***** EXCERPTED DATA *****

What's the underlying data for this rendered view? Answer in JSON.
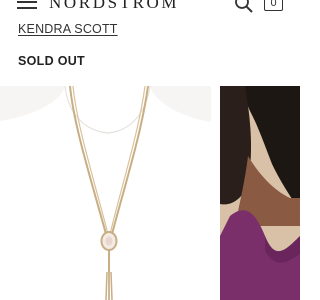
{
  "header": {
    "logo_text": "NORDSTROM",
    "bag_count": "0",
    "icons": {
      "menu": "hamburger-menu-icon",
      "search": "search-icon",
      "bag": "shopping-bag-icon"
    }
  },
  "product": {
    "brand": "KENDRA SCOTT",
    "status": "SOLD OUT"
  },
  "colors": {
    "text": "#222222",
    "image_background": "#f6f5f3",
    "necklace_gold": "#c9ae84",
    "model_dress": "#7a2f6b"
  }
}
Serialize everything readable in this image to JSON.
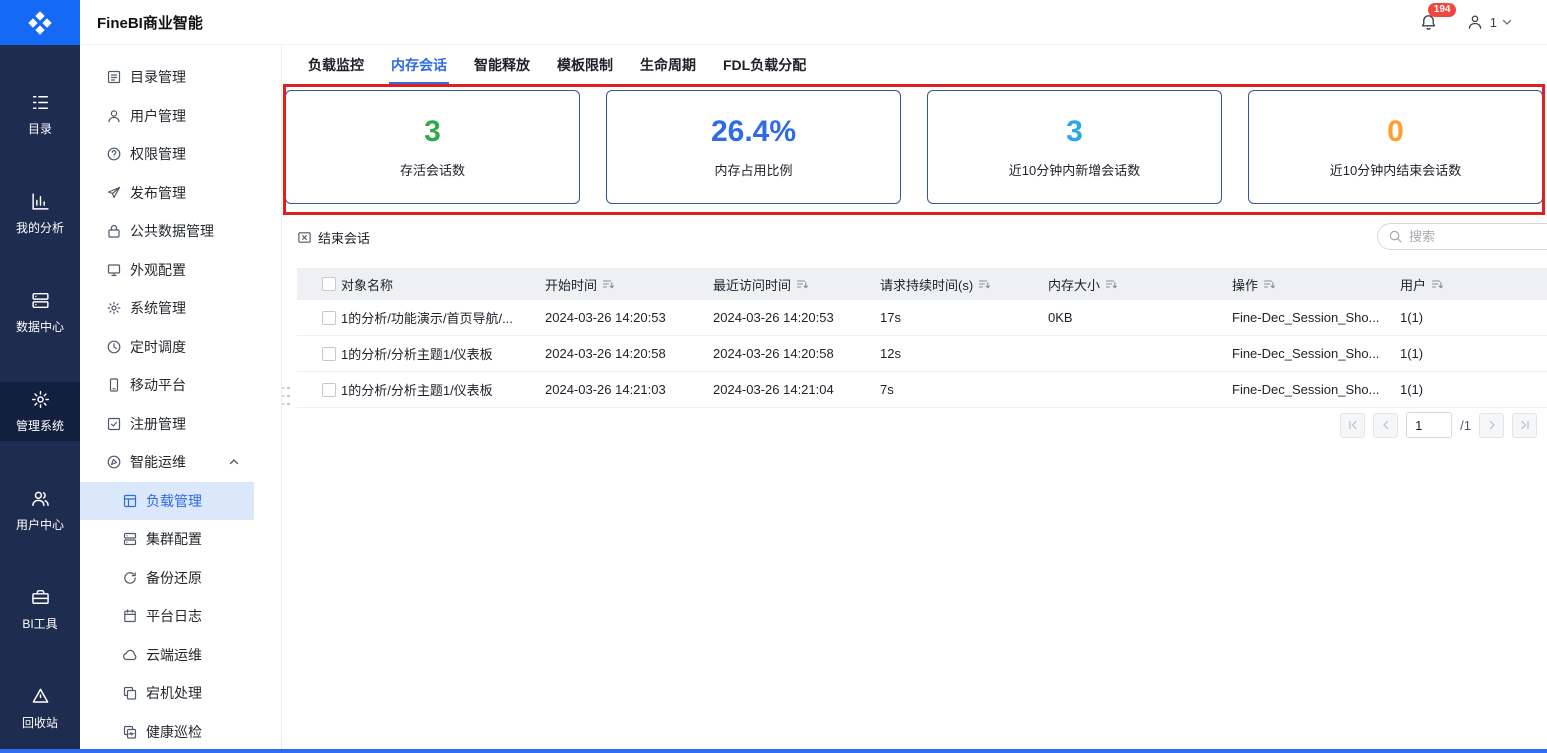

*****

WHAT TO WORK ON: Output the data above without changes, apart from leaving out the pictures.

COMPLETE RESPONSE:
What's the underlying data for this rendered view? Answer in JSON.
{
  "header": {
    "logo_text": "NORDSTROM",
    "bag_count": "0",
    "icons": {
      "menu": "hamburger-menu-icon",
      "search": "search-icon",
      "bag": "shopping-bag-icon"
    }
  },
  "product": {
    "brand": "KENDRA SCOTT",
    "status": "SOLD OUT"
  },
  "colors": {
    "text": "#222222",
    "image_background": "#f6f5f3",
    "necklace_gold": "#c9ae84",
    "model_dress": "#7a2f6b"
  }
}
Serialize everything readable in this image to JSON.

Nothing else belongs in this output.